▶ [MATERIAL SHOWN]

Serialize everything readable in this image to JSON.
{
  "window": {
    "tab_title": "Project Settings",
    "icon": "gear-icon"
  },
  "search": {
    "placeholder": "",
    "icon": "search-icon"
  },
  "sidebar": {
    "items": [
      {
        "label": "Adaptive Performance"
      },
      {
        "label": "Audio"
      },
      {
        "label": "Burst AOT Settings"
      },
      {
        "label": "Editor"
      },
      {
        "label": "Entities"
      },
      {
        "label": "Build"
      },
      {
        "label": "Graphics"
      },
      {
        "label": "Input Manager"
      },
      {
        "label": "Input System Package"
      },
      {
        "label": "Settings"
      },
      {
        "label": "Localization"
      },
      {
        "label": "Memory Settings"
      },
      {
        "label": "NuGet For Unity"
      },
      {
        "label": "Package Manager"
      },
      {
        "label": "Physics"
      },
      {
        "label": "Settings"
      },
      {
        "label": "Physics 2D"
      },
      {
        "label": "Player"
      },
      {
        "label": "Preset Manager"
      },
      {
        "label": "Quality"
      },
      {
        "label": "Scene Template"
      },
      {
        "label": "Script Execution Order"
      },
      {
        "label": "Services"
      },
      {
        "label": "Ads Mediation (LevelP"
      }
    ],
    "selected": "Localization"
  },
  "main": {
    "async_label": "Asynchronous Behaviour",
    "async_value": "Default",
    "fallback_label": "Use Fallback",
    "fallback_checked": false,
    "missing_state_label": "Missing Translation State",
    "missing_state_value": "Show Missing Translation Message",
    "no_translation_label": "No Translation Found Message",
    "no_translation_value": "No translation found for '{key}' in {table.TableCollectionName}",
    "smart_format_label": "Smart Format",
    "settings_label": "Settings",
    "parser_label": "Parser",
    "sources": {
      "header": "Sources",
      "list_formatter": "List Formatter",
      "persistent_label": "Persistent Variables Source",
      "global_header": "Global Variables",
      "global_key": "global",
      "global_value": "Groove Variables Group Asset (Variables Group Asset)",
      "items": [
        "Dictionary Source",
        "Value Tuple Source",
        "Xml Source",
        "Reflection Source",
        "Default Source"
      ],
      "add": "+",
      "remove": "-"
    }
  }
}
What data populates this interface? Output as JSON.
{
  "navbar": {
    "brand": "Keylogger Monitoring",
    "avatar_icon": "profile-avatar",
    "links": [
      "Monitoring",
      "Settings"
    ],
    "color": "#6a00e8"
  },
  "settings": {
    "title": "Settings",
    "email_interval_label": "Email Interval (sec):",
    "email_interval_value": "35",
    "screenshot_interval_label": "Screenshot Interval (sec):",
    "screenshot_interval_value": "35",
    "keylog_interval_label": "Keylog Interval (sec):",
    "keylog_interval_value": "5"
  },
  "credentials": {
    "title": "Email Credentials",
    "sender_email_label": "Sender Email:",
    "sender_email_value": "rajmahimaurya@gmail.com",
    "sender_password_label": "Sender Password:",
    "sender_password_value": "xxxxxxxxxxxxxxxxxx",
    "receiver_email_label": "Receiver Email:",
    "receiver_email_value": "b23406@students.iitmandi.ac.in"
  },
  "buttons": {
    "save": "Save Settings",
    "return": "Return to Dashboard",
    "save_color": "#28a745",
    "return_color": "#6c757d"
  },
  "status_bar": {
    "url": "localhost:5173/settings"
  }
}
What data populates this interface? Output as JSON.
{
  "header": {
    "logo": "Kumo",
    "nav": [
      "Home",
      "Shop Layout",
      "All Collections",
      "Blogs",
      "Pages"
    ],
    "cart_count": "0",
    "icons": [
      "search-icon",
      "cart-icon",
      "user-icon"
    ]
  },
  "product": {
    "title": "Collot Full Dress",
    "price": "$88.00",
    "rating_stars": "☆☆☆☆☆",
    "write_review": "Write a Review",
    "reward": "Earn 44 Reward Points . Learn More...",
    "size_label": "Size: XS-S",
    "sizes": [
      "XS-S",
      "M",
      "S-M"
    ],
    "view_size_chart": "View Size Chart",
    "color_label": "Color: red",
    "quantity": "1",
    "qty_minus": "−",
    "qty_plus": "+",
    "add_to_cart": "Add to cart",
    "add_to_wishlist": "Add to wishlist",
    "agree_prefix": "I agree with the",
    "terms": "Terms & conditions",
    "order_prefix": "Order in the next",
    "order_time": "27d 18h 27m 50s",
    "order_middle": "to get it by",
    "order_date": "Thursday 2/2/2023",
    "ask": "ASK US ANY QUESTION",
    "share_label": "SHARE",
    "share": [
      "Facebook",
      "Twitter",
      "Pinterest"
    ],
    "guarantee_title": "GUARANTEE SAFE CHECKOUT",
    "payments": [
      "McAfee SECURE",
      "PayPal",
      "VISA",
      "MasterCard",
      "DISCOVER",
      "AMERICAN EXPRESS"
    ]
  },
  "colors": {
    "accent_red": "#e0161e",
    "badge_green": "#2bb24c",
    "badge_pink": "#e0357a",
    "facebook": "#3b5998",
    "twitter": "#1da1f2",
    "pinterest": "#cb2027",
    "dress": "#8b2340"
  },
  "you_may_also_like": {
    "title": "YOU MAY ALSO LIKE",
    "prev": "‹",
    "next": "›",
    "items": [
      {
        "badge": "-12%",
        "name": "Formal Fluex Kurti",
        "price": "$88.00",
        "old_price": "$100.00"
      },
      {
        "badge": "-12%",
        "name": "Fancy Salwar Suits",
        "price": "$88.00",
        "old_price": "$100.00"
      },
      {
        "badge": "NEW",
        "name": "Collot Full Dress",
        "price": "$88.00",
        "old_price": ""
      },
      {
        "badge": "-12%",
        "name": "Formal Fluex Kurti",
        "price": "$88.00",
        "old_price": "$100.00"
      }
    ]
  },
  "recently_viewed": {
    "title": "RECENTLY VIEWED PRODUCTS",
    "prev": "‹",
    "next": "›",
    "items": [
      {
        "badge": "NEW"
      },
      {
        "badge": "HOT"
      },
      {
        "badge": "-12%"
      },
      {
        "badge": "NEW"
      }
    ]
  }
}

▶ [YOUR TASK]
Without changing a word, restate the whole listing.

▶ [CORRECT RESPONSE]
Serialize everything readable in this image to JSON.
{
  "window": {
    "tab_title": "Project Settings",
    "icon": "gear-icon"
  },
  "search": {
    "placeholder": "",
    "icon": "search-icon"
  },
  "sidebar": {
    "items": [
      {
        "label": "Adaptive Performance"
      },
      {
        "label": "Audio"
      },
      {
        "label": "Burst AOT Settings"
      },
      {
        "label": "Editor"
      },
      {
        "label": "Entities"
      },
      {
        "label": "Build"
      },
      {
        "label": "Graphics"
      },
      {
        "label": "Input Manager"
      },
      {
        "label": "Input System Package"
      },
      {
        "label": "Settings"
      },
      {
        "label": "Localization"
      },
      {
        "label": "Memory Settings"
      },
      {
        "label": "NuGet For Unity"
      },
      {
        "label": "Package Manager"
      },
      {
        "label": "Physics"
      },
      {
        "label": "Settings"
      },
      {
        "label": "Physics 2D"
      },
      {
        "label": "Player"
      },
      {
        "label": "Preset Manager"
      },
      {
        "label": "Quality"
      },
      {
        "label": "Scene Template"
      },
      {
        "label": "Script Execution Order"
      },
      {
        "label": "Services"
      },
      {
        "label": "Ads Mediation (LevelP"
      }
    ],
    "selected": "Localization"
  },
  "main": {
    "async_label": "Asynchronous Behaviour",
    "async_value": "Default",
    "fallback_label": "Use Fallback",
    "fallback_checked": false,
    "missing_state_label": "Missing Translation State",
    "missing_state_value": "Show Missing Translation Message",
    "no_translation_label": "No Translation Found Message",
    "no_translation_value": "No translation found for '{key}' in {table.TableCollectionName}",
    "smart_format_label": "Smart Format",
    "settings_label": "Settings",
    "parser_label": "Parser",
    "sources": {
      "header": "Sources",
      "list_formatter": "List Formatter",
      "persistent_label": "Persistent Variables Source",
      "global_header": "Global Variables",
      "global_key": "global",
      "global_value": "Groove Variables Group Asset (Variables Group Asset)",
      "items": [
        "Dictionary Source",
        "Value Tuple Source",
        "Xml Source",
        "Reflection Source",
        "Default Source"
      ],
      "add": "+",
      "remove": "-"
    }
  }
}
What data populates this interface? Output as JSON.
{
  "navbar": {
    "brand": "Keylogger Monitoring",
    "avatar_icon": "profile-avatar",
    "links": [
      "Monitoring",
      "Settings"
    ],
    "color": "#6a00e8"
  },
  "settings": {
    "title": "Settings",
    "email_interval_label": "Email Interval (sec):",
    "email_interval_value": "35",
    "screenshot_interval_label": "Screenshot Interval (sec):",
    "screenshot_interval_value": "35",
    "keylog_interval_label": "Keylog Interval (sec):",
    "keylog_interval_value": "5"
  },
  "credentials": {
    "title": "Email Credentials",
    "sender_email_label": "Sender Email:",
    "sender_email_value": "rajmahimaurya@gmail.com",
    "sender_password_label": "Sender Password:",
    "sender_password_value": "xxxxxxxxxxxxxxxxxx",
    "receiver_email_label": "Receiver Email:",
    "receiver_email_value": "b23406@students.iitmandi.ac.in"
  },
  "buttons": {
    "save": "Save Settings",
    "return": "Return to Dashboard",
    "save_color": "#28a745",
    "return_color": "#6c757d"
  },
  "status_bar": {
    "url": "localhost:5173/settings"
  }
}
What data populates this interface? Output as JSON.
{
  "header": {
    "logo": "Kumo",
    "nav": [
      "Home",
      "Shop Layout",
      "All Collections",
      "Blogs",
      "Pages"
    ],
    "cart_count": "0",
    "icons": [
      "search-icon",
      "cart-icon",
      "user-icon"
    ]
  },
  "product": {
    "title": "Collot Full Dress",
    "price": "$88.00",
    "rating_stars": "☆☆☆☆☆",
    "write_review": "Write a Review",
    "reward": "Earn 44 Reward Points . Learn More...",
    "size_label": "Size: XS-S",
    "sizes": [
      "XS-S",
      "M",
      "S-M"
    ],
    "view_size_chart": "View Size Chart",
    "color_label": "Color: red",
    "quantity": "1",
    "qty_minus": "−",
    "qty_plus": "+",
    "add_to_cart": "Add to cart",
    "add_to_wishlist": "Add to wishlist",
    "agree_prefix": "I agree with the",
    "terms": "Terms & conditions",
    "order_prefix": "Order in the next",
    "order_time": "27d 18h 27m 50s",
    "order_middle": "to get it by",
    "order_date": "Thursday 2/2/2023",
    "ask": "ASK US ANY QUESTION",
    "share_label": "SHARE",
    "share": [
      "Facebook",
      "Twitter",
      "Pinterest"
    ],
    "guarantee_title": "GUARANTEE SAFE CHECKOUT",
    "payments": [
      "McAfee SECURE",
      "PayPal",
      "VISA",
      "MasterCard",
      "DISCOVER",
      "AMERICAN EXPRESS"
    ]
  },
  "colors": {
    "accent_red": "#e0161e",
    "badge_green": "#2bb24c",
    "badge_pink": "#e0357a",
    "facebook": "#3b5998",
    "twitter": "#1da1f2",
    "pinterest": "#cb2027",
    "dress": "#8b2340"
  },
  "you_may_also_like": {
    "title": "YOU MAY ALSO LIKE",
    "prev": "‹",
    "next": "›",
    "items": [
      {
        "badge": "-12%",
        "name": "Formal Fluex Kurti",
        "price": "$88.00",
        "old_price": "$100.00"
      },
      {
        "badge": "-12%",
        "name": "Fancy Salwar Suits",
        "price": "$88.00",
        "old_price": "$100.00"
      },
      {
        "badge": "NEW",
        "name": "Collot Full Dress",
        "price": "$88.00",
        "old_price": ""
      },
      {
        "badge": "-12%",
        "name": "Formal Fluex Kurti",
        "price": "$88.00",
        "old_price": "$100.00"
      }
    ]
  },
  "recently_viewed": {
    "title": "RECENTLY VIEWED PRODUCTS",
    "prev": "‹",
    "next": "›",
    "items": [
      {
        "badge": "NEW"
      },
      {
        "badge": "HOT"
      },
      {
        "badge": "-12%"
      },
      {
        "badge": "NEW"
      }
    ]
  }
}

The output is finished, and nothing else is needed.